* _Written instruction_:
Each entry that follows must be output without any deviation.

::::::::::

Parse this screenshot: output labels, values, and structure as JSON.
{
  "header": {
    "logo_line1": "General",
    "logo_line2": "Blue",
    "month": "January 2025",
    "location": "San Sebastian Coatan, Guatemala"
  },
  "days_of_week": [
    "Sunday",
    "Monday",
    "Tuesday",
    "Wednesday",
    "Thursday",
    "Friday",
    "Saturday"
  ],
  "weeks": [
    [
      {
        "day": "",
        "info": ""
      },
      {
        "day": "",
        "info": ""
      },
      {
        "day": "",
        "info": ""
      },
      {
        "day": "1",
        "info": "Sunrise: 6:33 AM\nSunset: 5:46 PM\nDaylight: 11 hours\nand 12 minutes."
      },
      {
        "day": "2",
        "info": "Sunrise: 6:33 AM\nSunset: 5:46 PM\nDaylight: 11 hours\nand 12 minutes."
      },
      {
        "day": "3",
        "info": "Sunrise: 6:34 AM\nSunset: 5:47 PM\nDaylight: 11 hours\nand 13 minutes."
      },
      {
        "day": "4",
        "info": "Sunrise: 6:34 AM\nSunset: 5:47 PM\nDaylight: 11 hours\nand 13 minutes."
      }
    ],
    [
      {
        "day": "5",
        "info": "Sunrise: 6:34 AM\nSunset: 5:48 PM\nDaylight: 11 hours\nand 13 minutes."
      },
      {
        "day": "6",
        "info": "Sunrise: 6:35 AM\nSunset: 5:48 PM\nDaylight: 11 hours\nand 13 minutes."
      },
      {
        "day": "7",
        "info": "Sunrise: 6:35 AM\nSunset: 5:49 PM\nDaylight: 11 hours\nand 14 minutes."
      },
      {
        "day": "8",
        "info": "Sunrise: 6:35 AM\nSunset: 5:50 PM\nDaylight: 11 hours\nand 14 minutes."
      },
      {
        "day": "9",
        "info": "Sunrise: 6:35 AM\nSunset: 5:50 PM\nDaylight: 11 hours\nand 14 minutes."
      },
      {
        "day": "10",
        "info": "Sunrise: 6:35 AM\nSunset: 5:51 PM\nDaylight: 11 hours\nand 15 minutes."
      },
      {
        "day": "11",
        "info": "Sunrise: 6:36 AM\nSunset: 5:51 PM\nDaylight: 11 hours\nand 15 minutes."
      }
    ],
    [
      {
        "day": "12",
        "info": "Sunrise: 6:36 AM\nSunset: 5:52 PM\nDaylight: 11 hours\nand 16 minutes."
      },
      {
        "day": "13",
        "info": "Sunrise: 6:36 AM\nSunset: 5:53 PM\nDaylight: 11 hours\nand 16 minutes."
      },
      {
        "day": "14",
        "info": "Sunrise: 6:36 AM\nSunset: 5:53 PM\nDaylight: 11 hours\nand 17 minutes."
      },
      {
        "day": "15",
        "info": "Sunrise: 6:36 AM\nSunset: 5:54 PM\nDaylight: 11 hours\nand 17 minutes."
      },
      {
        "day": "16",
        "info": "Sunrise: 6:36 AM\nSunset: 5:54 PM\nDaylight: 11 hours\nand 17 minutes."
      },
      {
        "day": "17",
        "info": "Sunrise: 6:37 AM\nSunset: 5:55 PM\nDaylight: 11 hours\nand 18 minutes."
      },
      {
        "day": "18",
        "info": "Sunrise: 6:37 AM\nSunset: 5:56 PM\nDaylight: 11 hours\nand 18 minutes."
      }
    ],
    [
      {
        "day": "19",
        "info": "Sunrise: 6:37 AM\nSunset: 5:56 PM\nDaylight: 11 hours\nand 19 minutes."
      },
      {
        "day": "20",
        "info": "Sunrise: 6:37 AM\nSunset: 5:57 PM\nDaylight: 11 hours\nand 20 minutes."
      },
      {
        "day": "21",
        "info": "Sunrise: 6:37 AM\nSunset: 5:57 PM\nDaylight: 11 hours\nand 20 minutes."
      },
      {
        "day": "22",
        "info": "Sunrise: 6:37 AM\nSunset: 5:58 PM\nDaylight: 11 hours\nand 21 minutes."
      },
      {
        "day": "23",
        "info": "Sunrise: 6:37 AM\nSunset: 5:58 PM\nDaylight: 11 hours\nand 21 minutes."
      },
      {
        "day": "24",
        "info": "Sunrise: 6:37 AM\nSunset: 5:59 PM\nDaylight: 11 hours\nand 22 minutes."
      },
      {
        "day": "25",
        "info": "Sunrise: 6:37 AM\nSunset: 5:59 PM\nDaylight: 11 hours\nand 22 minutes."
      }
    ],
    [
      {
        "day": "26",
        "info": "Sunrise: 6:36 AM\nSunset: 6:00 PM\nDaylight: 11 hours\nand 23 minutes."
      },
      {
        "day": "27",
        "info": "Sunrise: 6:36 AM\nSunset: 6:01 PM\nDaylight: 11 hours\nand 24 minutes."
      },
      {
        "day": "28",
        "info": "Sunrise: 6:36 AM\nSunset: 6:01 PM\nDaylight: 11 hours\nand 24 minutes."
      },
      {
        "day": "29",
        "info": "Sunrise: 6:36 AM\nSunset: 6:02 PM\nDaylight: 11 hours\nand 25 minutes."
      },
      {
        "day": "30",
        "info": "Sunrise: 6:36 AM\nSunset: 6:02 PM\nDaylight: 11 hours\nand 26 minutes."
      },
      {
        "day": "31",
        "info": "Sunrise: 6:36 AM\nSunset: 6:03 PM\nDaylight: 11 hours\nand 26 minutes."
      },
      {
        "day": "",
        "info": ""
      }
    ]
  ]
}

::::::::::

* _Final result_:
Parse this screenshot: output labels, values, and structure as JSON.
{
  "header": {
    "logo_line1": "General",
    "logo_line2": "Blue",
    "month": "January 2025",
    "location": "San Sebastian Coatan, Guatemala"
  },
  "days_of_week": [
    "Sunday",
    "Monday",
    "Tuesday",
    "Wednesday",
    "Thursday",
    "Friday",
    "Saturday"
  ],
  "weeks": [
    [
      {
        "day": "",
        "info": ""
      },
      {
        "day": "",
        "info": ""
      },
      {
        "day": "",
        "info": ""
      },
      {
        "day": "1",
        "info": "Sunrise: 6:33 AM\nSunset: 5:46 PM\nDaylight: 11 hours\nand 12 minutes."
      },
      {
        "day": "2",
        "info": "Sunrise: 6:33 AM\nSunset: 5:46 PM\nDaylight: 11 hours\nand 12 minutes."
      },
      {
        "day": "3",
        "info": "Sunrise: 6:34 AM\nSunset: 5:47 PM\nDaylight: 11 hours\nand 13 minutes."
      },
      {
        "day": "4",
        "info": "Sunrise: 6:34 AM\nSunset: 5:47 PM\nDaylight: 11 hours\nand 13 minutes."
      }
    ],
    [
      {
        "day": "5",
        "info": "Sunrise: 6:34 AM\nSunset: 5:48 PM\nDaylight: 11 hours\nand 13 minutes."
      },
      {
        "day": "6",
        "info": "Sunrise: 6:35 AM\nSunset: 5:48 PM\nDaylight: 11 hours\nand 13 minutes."
      },
      {
        "day": "7",
        "info": "Sunrise: 6:35 AM\nSunset: 5:49 PM\nDaylight: 11 hours\nand 14 minutes."
      },
      {
        "day": "8",
        "info": "Sunrise: 6:35 AM\nSunset: 5:50 PM\nDaylight: 11 hours\nand 14 minutes."
      },
      {
        "day": "9",
        "info": "Sunrise: 6:35 AM\nSunset: 5:50 PM\nDaylight: 11 hours\nand 14 minutes."
      },
      {
        "day": "10",
        "info": "Sunrise: 6:35 AM\nSunset: 5:51 PM\nDaylight: 11 hours\nand 15 minutes."
      },
      {
        "day": "11",
        "info": "Sunrise: 6:36 AM\nSunset: 5:51 PM\nDaylight: 11 hours\nand 15 minutes."
      }
    ],
    [
      {
        "day": "12",
        "info": "Sunrise: 6:36 AM\nSunset: 5:52 PM\nDaylight: 11 hours\nand 16 minutes."
      },
      {
        "day": "13",
        "info": "Sunrise: 6:36 AM\nSunset: 5:53 PM\nDaylight: 11 hours\nand 16 minutes."
      },
      {
        "day": "14",
        "info": "Sunrise: 6:36 AM\nSunset: 5:53 PM\nDaylight: 11 hours\nand 17 minutes."
      },
      {
        "day": "15",
        "info": "Sunrise: 6:36 AM\nSunset: 5:54 PM\nDaylight: 11 hours\nand 17 minutes."
      },
      {
        "day": "16",
        "info": "Sunrise: 6:36 AM\nSunset: 5:54 PM\nDaylight: 11 hours\nand 17 minutes."
      },
      {
        "day": "17",
        "info": "Sunrise: 6:37 AM\nSunset: 5:55 PM\nDaylight: 11 hours\nand 18 minutes."
      },
      {
        "day": "18",
        "info": "Sunrise: 6:37 AM\nSunset: 5:56 PM\nDaylight: 11 hours\nand 18 minutes."
      }
    ],
    [
      {
        "day": "19",
        "info": "Sunrise: 6:37 AM\nSunset: 5:56 PM\nDaylight: 11 hours\nand 19 minutes."
      },
      {
        "day": "20",
        "info": "Sunrise: 6:37 AM\nSunset: 5:57 PM\nDaylight: 11 hours\nand 20 minutes."
      },
      {
        "day": "21",
        "info": "Sunrise: 6:37 AM\nSunset: 5:57 PM\nDaylight: 11 hours\nand 20 minutes."
      },
      {
        "day": "22",
        "info": "Sunrise: 6:37 AM\nSunset: 5:58 PM\nDaylight: 11 hours\nand 21 minutes."
      },
      {
        "day": "23",
        "info": "Sunrise: 6:37 AM\nSunset: 5:58 PM\nDaylight: 11 hours\nand 21 minutes."
      },
      {
        "day": "24",
        "info": "Sunrise: 6:37 AM\nSunset: 5:59 PM\nDaylight: 11 hours\nand 22 minutes."
      },
      {
        "day": "25",
        "info": "Sunrise: 6:37 AM\nSunset: 5:59 PM\nDaylight: 11 hours\nand 22 minutes."
      }
    ],
    [
      {
        "day": "26",
        "info": "Sunrise: 6:36 AM\nSunset: 6:00 PM\nDaylight: 11 hours\nand 23 minutes."
      },
      {
        "day": "27",
        "info": "Sunrise: 6:36 AM\nSunset: 6:01 PM\nDaylight: 11 hours\nand 24 minutes."
      },
      {
        "day": "28",
        "info": "Sunrise: 6:36 AM\nSunset: 6:01 PM\nDaylight: 11 hours\nand 24 minutes."
      },
      {
        "day": "29",
        "info": "Sunrise: 6:36 AM\nSunset: 6:02 PM\nDaylight: 11 hours\nand 25 minutes."
      },
      {
        "day": "30",
        "info": "Sunrise: 6:36 AM\nSunset: 6:02 PM\nDaylight: 11 hours\nand 26 minutes."
      },
      {
        "day": "31",
        "info": "Sunrise: 6:36 AM\nSunset: 6:03 PM\nDaylight: 11 hours\nand 26 minutes."
      },
      {
        "day": "",
        "info": ""
      }
    ]
  ]
}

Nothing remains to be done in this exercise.